**Dataset excerpts**
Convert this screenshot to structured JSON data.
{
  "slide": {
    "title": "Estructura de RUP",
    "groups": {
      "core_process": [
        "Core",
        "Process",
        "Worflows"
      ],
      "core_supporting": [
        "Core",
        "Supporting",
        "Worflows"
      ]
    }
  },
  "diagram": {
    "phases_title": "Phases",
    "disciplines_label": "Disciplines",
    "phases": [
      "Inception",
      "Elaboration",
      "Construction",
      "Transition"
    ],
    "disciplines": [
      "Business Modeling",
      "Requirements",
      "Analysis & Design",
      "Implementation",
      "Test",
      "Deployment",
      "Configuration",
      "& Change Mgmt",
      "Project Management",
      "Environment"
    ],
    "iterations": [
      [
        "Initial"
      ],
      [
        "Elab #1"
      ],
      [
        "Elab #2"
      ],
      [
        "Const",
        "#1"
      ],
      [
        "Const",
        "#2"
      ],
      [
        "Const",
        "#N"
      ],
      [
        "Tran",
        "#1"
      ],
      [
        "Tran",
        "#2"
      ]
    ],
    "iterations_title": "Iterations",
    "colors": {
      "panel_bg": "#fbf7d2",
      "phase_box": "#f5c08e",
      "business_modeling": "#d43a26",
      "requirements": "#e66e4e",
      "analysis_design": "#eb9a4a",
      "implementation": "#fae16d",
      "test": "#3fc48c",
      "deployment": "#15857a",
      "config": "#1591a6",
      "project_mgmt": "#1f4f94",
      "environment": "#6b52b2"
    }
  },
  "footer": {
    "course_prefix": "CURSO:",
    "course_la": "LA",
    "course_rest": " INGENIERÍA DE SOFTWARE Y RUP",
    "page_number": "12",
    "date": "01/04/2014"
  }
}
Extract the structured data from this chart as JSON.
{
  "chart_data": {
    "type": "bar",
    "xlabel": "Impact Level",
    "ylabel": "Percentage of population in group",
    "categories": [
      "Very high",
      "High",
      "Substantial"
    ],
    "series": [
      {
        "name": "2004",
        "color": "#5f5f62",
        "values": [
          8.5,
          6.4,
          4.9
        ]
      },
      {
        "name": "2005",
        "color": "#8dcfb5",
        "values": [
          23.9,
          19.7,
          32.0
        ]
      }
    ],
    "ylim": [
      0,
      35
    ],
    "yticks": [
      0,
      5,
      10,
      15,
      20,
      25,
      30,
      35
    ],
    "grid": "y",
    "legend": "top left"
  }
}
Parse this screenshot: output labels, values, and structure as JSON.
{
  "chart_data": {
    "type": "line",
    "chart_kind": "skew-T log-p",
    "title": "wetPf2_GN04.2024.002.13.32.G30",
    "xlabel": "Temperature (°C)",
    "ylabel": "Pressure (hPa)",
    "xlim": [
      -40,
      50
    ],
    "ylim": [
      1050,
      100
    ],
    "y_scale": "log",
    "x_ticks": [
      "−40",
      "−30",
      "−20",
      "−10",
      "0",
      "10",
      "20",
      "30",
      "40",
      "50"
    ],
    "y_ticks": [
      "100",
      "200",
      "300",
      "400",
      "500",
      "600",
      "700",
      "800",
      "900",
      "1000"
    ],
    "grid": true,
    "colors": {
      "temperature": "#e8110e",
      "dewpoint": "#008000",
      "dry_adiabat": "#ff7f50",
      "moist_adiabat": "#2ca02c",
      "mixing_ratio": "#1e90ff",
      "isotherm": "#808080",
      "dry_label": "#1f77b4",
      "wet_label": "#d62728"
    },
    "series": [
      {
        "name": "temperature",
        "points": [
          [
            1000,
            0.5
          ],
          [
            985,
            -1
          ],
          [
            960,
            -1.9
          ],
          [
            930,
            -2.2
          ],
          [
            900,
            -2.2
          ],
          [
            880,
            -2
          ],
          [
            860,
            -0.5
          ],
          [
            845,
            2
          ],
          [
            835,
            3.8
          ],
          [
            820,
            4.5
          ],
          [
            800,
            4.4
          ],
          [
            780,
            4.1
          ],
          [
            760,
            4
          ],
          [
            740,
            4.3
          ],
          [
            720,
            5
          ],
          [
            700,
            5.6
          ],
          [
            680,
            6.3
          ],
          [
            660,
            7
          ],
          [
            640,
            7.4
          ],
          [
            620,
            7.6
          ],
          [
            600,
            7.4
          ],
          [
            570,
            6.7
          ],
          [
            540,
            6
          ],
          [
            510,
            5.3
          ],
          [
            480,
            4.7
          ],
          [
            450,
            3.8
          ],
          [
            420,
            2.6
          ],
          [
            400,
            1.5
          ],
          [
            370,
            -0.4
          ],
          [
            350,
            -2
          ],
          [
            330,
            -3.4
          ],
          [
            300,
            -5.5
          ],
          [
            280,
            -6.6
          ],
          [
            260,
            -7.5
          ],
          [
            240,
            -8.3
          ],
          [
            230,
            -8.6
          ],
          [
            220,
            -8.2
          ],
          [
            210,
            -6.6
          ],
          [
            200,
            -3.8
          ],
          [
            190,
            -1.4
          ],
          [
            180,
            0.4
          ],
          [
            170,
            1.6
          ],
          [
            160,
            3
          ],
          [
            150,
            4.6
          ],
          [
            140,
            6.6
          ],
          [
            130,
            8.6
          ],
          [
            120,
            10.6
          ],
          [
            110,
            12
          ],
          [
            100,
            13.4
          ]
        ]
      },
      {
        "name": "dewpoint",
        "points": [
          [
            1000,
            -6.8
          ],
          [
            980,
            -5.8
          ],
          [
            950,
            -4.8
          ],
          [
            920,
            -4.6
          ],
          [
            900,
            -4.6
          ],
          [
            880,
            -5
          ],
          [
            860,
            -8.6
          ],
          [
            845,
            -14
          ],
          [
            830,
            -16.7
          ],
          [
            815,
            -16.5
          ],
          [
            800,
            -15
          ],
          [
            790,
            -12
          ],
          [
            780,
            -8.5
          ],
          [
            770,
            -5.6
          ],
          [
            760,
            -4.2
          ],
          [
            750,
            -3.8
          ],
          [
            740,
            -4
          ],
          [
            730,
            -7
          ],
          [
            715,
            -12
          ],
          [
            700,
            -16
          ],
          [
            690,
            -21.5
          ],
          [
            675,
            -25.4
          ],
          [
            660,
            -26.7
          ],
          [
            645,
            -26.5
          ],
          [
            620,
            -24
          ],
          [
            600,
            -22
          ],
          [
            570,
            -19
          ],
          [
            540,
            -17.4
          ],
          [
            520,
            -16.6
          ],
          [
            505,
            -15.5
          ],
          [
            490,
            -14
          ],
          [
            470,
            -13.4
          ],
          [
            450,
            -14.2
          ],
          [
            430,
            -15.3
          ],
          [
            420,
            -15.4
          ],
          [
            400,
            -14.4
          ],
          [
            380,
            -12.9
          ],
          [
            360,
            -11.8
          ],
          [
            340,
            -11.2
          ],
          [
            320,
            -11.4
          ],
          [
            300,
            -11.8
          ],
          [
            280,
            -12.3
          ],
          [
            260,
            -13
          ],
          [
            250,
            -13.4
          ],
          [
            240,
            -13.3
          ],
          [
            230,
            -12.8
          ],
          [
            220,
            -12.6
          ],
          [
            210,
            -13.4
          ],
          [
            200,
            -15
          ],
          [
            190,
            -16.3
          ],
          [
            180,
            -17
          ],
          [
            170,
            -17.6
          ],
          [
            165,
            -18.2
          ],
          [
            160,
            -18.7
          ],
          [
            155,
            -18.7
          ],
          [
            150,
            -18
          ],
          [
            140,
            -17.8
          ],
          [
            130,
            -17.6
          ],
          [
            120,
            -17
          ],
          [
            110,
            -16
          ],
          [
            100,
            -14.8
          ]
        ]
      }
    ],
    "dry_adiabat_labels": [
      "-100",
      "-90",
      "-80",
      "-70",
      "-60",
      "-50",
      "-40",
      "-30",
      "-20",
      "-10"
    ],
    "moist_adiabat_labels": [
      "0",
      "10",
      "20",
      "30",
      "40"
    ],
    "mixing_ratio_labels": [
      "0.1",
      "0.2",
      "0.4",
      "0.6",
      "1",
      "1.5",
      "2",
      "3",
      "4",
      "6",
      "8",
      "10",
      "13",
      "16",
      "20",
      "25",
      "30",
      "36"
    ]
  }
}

**Goal**
In the entries above, locate every line with the word "JSON" and copy it.

**Result**
Convert this screenshot to structured JSON data.
Extract the structured data from this chart as JSON.
Parse this screenshot: output labels, values, and structure as JSON.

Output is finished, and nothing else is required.